### [THE DATA]
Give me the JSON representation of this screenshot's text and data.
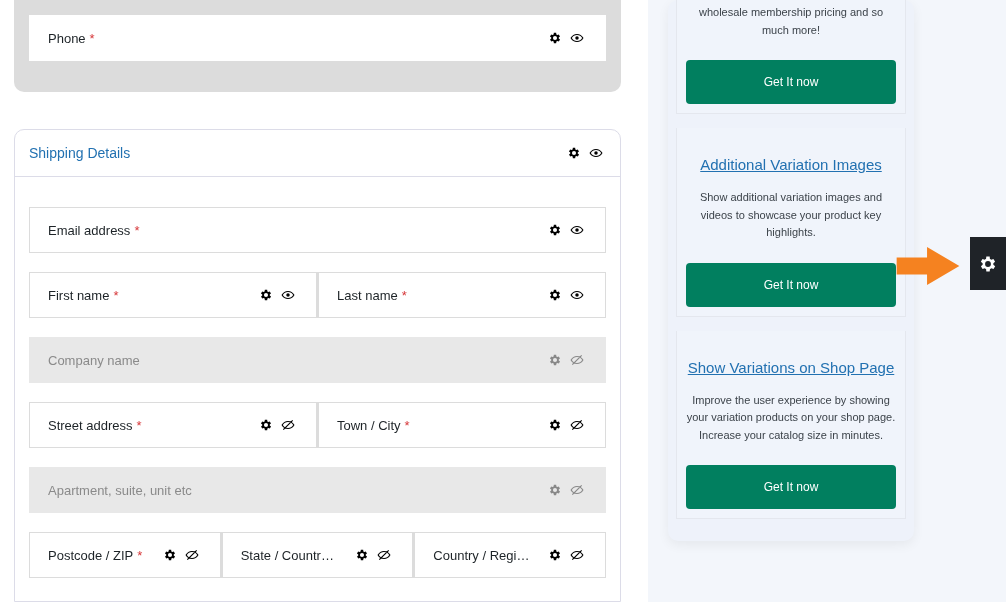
{
  "required_mark": "*",
  "billing_section": {
    "rows": [
      [
        {
          "label": "Phone",
          "required": true,
          "visible": true,
          "enabled": true
        }
      ]
    ]
  },
  "shipping_section": {
    "title": "Shipping Details",
    "visible": true,
    "rows": [
      [
        {
          "label": "Email address",
          "required": true,
          "visible": true,
          "enabled": true
        }
      ],
      [
        {
          "label": "First name",
          "required": true,
          "visible": true,
          "enabled": true
        },
        {
          "label": "Last name",
          "required": true,
          "visible": true,
          "enabled": true
        }
      ],
      [
        {
          "label": "Company name",
          "required": false,
          "visible": false,
          "enabled": false
        }
      ],
      [
        {
          "label": "Street address",
          "required": true,
          "visible": false,
          "enabled": true
        },
        {
          "label": "Town / City",
          "required": true,
          "visible": false,
          "enabled": true
        }
      ],
      [
        {
          "label": "Apartment, suite, unit etc",
          "required": false,
          "visible": false,
          "enabled": false
        }
      ],
      [
        {
          "label": "Postcode / ZIP",
          "required": true,
          "visible": false,
          "enabled": true
        },
        {
          "label": "State / Countr…",
          "required": false,
          "visible": false,
          "enabled": true
        },
        {
          "label": "Country / Regi…",
          "required": false,
          "visible": false,
          "enabled": true
        }
      ]
    ]
  },
  "promos": [
    {
      "description": "wholesale membership pricing and so much more!",
      "button": "Get It now"
    },
    {
      "title": "Additional Variation Images",
      "description": "Show additional variation images and videos to showcase your product key highlights.",
      "button": "Get It now"
    },
    {
      "title": "Show Variations on Shop Page",
      "description": "Improve the user experience by showing your variation products on your shop page. Increase your catalog size in minutes.",
      "button": "Get It now"
    }
  ]
}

### [PROBLEM REQUIREMENTS]
Give an exact copy of the material, leaving out every picture.

### [CORRECT RESULT]
Give me the JSON representation of this screenshot's text and data.
{
  "required_mark": "*",
  "billing_section": {
    "rows": [
      [
        {
          "label": "Phone",
          "required": true,
          "visible": true,
          "enabled": true
        }
      ]
    ]
  },
  "shipping_section": {
    "title": "Shipping Details",
    "visible": true,
    "rows": [
      [
        {
          "label": "Email address",
          "required": true,
          "visible": true,
          "enabled": true
        }
      ],
      [
        {
          "label": "First name",
          "required": true,
          "visible": true,
          "enabled": true
        },
        {
          "label": "Last name",
          "required": true,
          "visible": true,
          "enabled": true
        }
      ],
      [
        {
          "label": "Company name",
          "required": false,
          "visible": false,
          "enabled": false
        }
      ],
      [
        {
          "label": "Street address",
          "required": true,
          "visible": false,
          "enabled": true
        },
        {
          "label": "Town / City",
          "required": true,
          "visible": false,
          "enabled": true
        }
      ],
      [
        {
          "label": "Apartment, suite, unit etc",
          "required": false,
          "visible": false,
          "enabled": false
        }
      ],
      [
        {
          "label": "Postcode / ZIP",
          "required": true,
          "visible": false,
          "enabled": true
        },
        {
          "label": "State / Countr…",
          "required": false,
          "visible": false,
          "enabled": true
        },
        {
          "label": "Country / Regi…",
          "required": false,
          "visible": false,
          "enabled": true
        }
      ]
    ]
  },
  "promos": [
    {
      "description": "wholesale membership pricing and so much more!",
      "button": "Get It now"
    },
    {
      "title": "Additional Variation Images",
      "description": "Show additional variation images and videos to showcase your product key highlights.",
      "button": "Get It now"
    },
    {
      "title": "Show Variations on Shop Page",
      "description": "Improve the user experience by showing your variation products on your shop page. Increase your catalog size in minutes.",
      "button": "Get It now"
    }
  ]
}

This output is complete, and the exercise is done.